===== Data extract
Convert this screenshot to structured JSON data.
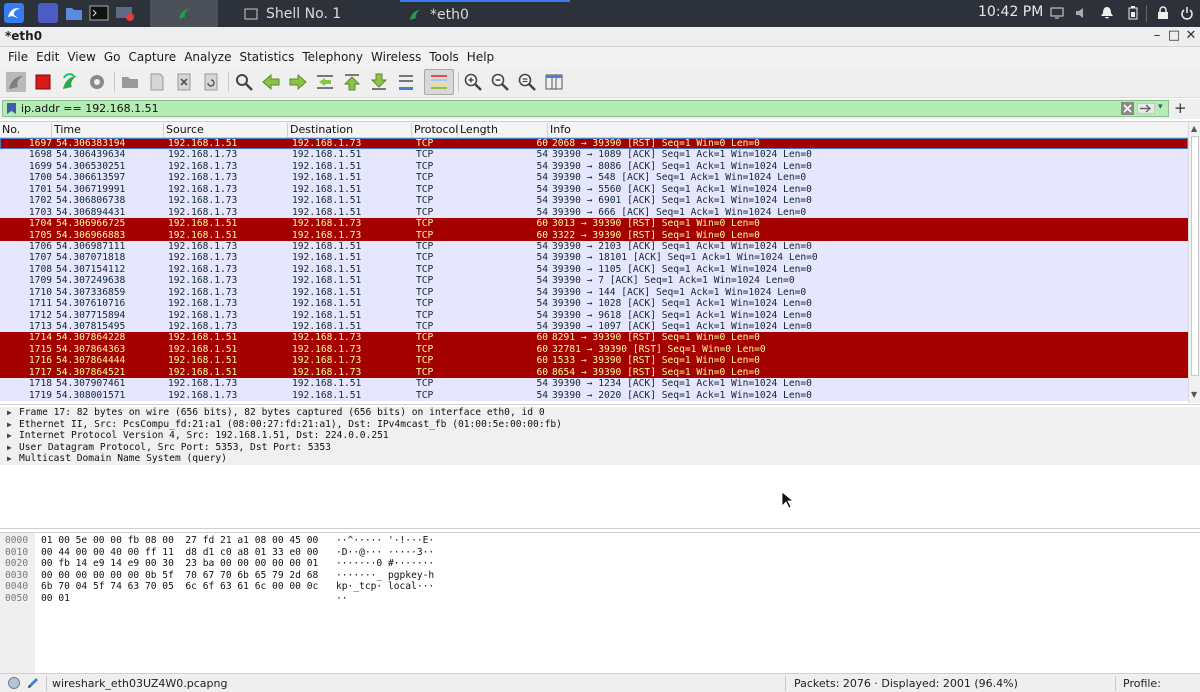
{
  "taskbar": {
    "tasks": [
      "Shell No. 1",
      "*eth0"
    ],
    "clock": "10:42 PM"
  },
  "window": {
    "title": "*eth0"
  },
  "menu": [
    "File",
    "Edit",
    "View",
    "Go",
    "Capture",
    "Analyze",
    "Statistics",
    "Telephony",
    "Wireless",
    "Tools",
    "Help"
  ],
  "filter": {
    "value": "ip.addr == 192.168.1.51"
  },
  "columns": {
    "no": "No.",
    "time": "Time",
    "source": "Source",
    "destination": "Destination",
    "protocol": "Protocol",
    "length": "Length",
    "info": "Info"
  },
  "packets": [
    {
      "no": "1697",
      "time": "54.306383194",
      "src": "192.168.1.51",
      "dst": "192.168.1.73",
      "proto": "TCP",
      "len": "60",
      "info": "2068 → 39390 [RST] Seq=1 Win=0 Len=0",
      "style": "sel"
    },
    {
      "no": "1698",
      "time": "54.306439634",
      "src": "192.168.1.73",
      "dst": "192.168.1.51",
      "proto": "TCP",
      "len": "54",
      "info": "39390 → 1089 [ACK] Seq=1 Ack=1 Win=1024 Len=0",
      "style": "ack"
    },
    {
      "no": "1699",
      "time": "54.306530251",
      "src": "192.168.1.73",
      "dst": "192.168.1.51",
      "proto": "TCP",
      "len": "54",
      "info": "39390 → 8086 [ACK] Seq=1 Ack=1 Win=1024 Len=0",
      "style": "ack"
    },
    {
      "no": "1700",
      "time": "54.306613597",
      "src": "192.168.1.73",
      "dst": "192.168.1.51",
      "proto": "TCP",
      "len": "54",
      "info": "39390 → 548 [ACK] Seq=1 Ack=1 Win=1024 Len=0",
      "style": "ack"
    },
    {
      "no": "1701",
      "time": "54.306719991",
      "src": "192.168.1.73",
      "dst": "192.168.1.51",
      "proto": "TCP",
      "len": "54",
      "info": "39390 → 5560 [ACK] Seq=1 Ack=1 Win=1024 Len=0",
      "style": "ack"
    },
    {
      "no": "1702",
      "time": "54.306806738",
      "src": "192.168.1.73",
      "dst": "192.168.1.51",
      "proto": "TCP",
      "len": "54",
      "info": "39390 → 6901 [ACK] Seq=1 Ack=1 Win=1024 Len=0",
      "style": "ack"
    },
    {
      "no": "1703",
      "time": "54.306894431",
      "src": "192.168.1.73",
      "dst": "192.168.1.51",
      "proto": "TCP",
      "len": "54",
      "info": "39390 → 666 [ACK] Seq=1 Ack=1 Win=1024 Len=0",
      "style": "ack"
    },
    {
      "no": "1704",
      "time": "54.306966725",
      "src": "192.168.1.51",
      "dst": "192.168.1.73",
      "proto": "TCP",
      "len": "60",
      "info": "3013 → 39390 [RST] Seq=1 Win=0 Len=0",
      "style": "rst"
    },
    {
      "no": "1705",
      "time": "54.306966883",
      "src": "192.168.1.51",
      "dst": "192.168.1.73",
      "proto": "TCP",
      "len": "60",
      "info": "3322 → 39390 [RST] Seq=1 Win=0 Len=0",
      "style": "rst"
    },
    {
      "no": "1706",
      "time": "54.306987111",
      "src": "192.168.1.73",
      "dst": "192.168.1.51",
      "proto": "TCP",
      "len": "54",
      "info": "39390 → 2103 [ACK] Seq=1 Ack=1 Win=1024 Len=0",
      "style": "ack"
    },
    {
      "no": "1707",
      "time": "54.307071818",
      "src": "192.168.1.73",
      "dst": "192.168.1.51",
      "proto": "TCP",
      "len": "54",
      "info": "39390 → 18101 [ACK] Seq=1 Ack=1 Win=1024 Len=0",
      "style": "ack"
    },
    {
      "no": "1708",
      "time": "54.307154112",
      "src": "192.168.1.73",
      "dst": "192.168.1.51",
      "proto": "TCP",
      "len": "54",
      "info": "39390 → 1105 [ACK] Seq=1 Ack=1 Win=1024 Len=0",
      "style": "ack"
    },
    {
      "no": "1709",
      "time": "54.307249638",
      "src": "192.168.1.73",
      "dst": "192.168.1.51",
      "proto": "TCP",
      "len": "54",
      "info": "39390 → 7 [ACK] Seq=1 Ack=1 Win=1024 Len=0",
      "style": "ack"
    },
    {
      "no": "1710",
      "time": "54.307336859",
      "src": "192.168.1.73",
      "dst": "192.168.1.51",
      "proto": "TCP",
      "len": "54",
      "info": "39390 → 144 [ACK] Seq=1 Ack=1 Win=1024 Len=0",
      "style": "ack"
    },
    {
      "no": "1711",
      "time": "54.307610716",
      "src": "192.168.1.73",
      "dst": "192.168.1.51",
      "proto": "TCP",
      "len": "54",
      "info": "39390 → 1028 [ACK] Seq=1 Ack=1 Win=1024 Len=0",
      "style": "ack"
    },
    {
      "no": "1712",
      "time": "54.307715894",
      "src": "192.168.1.73",
      "dst": "192.168.1.51",
      "proto": "TCP",
      "len": "54",
      "info": "39390 → 9618 [ACK] Seq=1 Ack=1 Win=1024 Len=0",
      "style": "ack"
    },
    {
      "no": "1713",
      "time": "54.307815495",
      "src": "192.168.1.73",
      "dst": "192.168.1.51",
      "proto": "TCP",
      "len": "54",
      "info": "39390 → 1097 [ACK] Seq=1 Ack=1 Win=1024 Len=0",
      "style": "ack"
    },
    {
      "no": "1714",
      "time": "54.307864228",
      "src": "192.168.1.51",
      "dst": "192.168.1.73",
      "proto": "TCP",
      "len": "60",
      "info": "8291 → 39390 [RST] Seq=1 Win=0 Len=0",
      "style": "rst"
    },
    {
      "no": "1715",
      "time": "54.307864363",
      "src": "192.168.1.51",
      "dst": "192.168.1.73",
      "proto": "TCP",
      "len": "60",
      "info": "32781 → 39390 [RST] Seq=1 Win=0 Len=0",
      "style": "rst"
    },
    {
      "no": "1716",
      "time": "54.307864444",
      "src": "192.168.1.51",
      "dst": "192.168.1.73",
      "proto": "TCP",
      "len": "60",
      "info": "1533 → 39390 [RST] Seq=1 Win=0 Len=0",
      "style": "rst"
    },
    {
      "no": "1717",
      "time": "54.307864521",
      "src": "192.168.1.51",
      "dst": "192.168.1.73",
      "proto": "TCP",
      "len": "60",
      "info": "8654 → 39390 [RST] Seq=1 Win=0 Len=0",
      "style": "rst"
    },
    {
      "no": "1718",
      "time": "54.307907461",
      "src": "192.168.1.73",
      "dst": "192.168.1.51",
      "proto": "TCP",
      "len": "54",
      "info": "39390 → 1234 [ACK] Seq=1 Ack=1 Win=1024 Len=0",
      "style": "ack"
    },
    {
      "no": "1719",
      "time": "54.308001571",
      "src": "192.168.1.73",
      "dst": "192.168.1.51",
      "proto": "TCP",
      "len": "54",
      "info": "39390 → 2020 [ACK] Seq=1 Ack=1 Win=1024 Len=0",
      "style": "ack"
    }
  ],
  "details": [
    "Frame 17: 82 bytes on wire (656 bits), 82 bytes captured (656 bits) on interface eth0, id 0",
    "Ethernet II, Src: PcsCompu_fd:21:a1 (08:00:27:fd:21:a1), Dst: IPv4mcast_fb (01:00:5e:00:00:fb)",
    "Internet Protocol Version 4, Src: 192.168.1.51, Dst: 224.0.0.251",
    "User Datagram Protocol, Src Port: 5353, Dst Port: 5353",
    "Multicast Domain Name System (query)"
  ],
  "bytes": [
    {
      "off": "0000",
      "hex": "01 00 5e 00 00 fb 08 00  27 fd 21 a1 08 00 45 00",
      "ascii": "··^····· '·!···E·"
    },
    {
      "off": "0010",
      "hex": "00 44 00 00 40 00 ff 11  d8 d1 c0 a8 01 33 e0 00",
      "ascii": "·D··@··· ·····3··"
    },
    {
      "off": "0020",
      "hex": "00 fb 14 e9 14 e9 00 30  23 ba 00 00 00 00 00 01",
      "ascii": "·······0 #·······"
    },
    {
      "off": "0030",
      "hex": "00 00 00 00 00 00 0b 5f  70 67 70 6b 65 79 2d 68",
      "ascii": "·······_ pgpkey-h"
    },
    {
      "off": "0040",
      "hex": "6b 70 04 5f 74 63 70 05  6c 6f 63 61 6c 00 00 0c",
      "ascii": "kp·_tcp· local···"
    },
    {
      "off": "0050",
      "hex": "00 01",
      "ascii": "··"
    }
  ],
  "status": {
    "file": "wireshark_eth03UZ4W0.pcapng",
    "packets": "Packets: 2076 · Displayed: 2001 (96.4%)",
    "profile": "Profile: Default"
  },
  "colors": {
    "rst_bg": "#a40000",
    "rst_fg": "#fffc9c",
    "ack_bg": "#e7e6ff",
    "filter_ok": "#b4ecb4"
  }
}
==========
Requirements: Give the count of lines holding the word "Protocol" and nothing more.

Exercise result: 3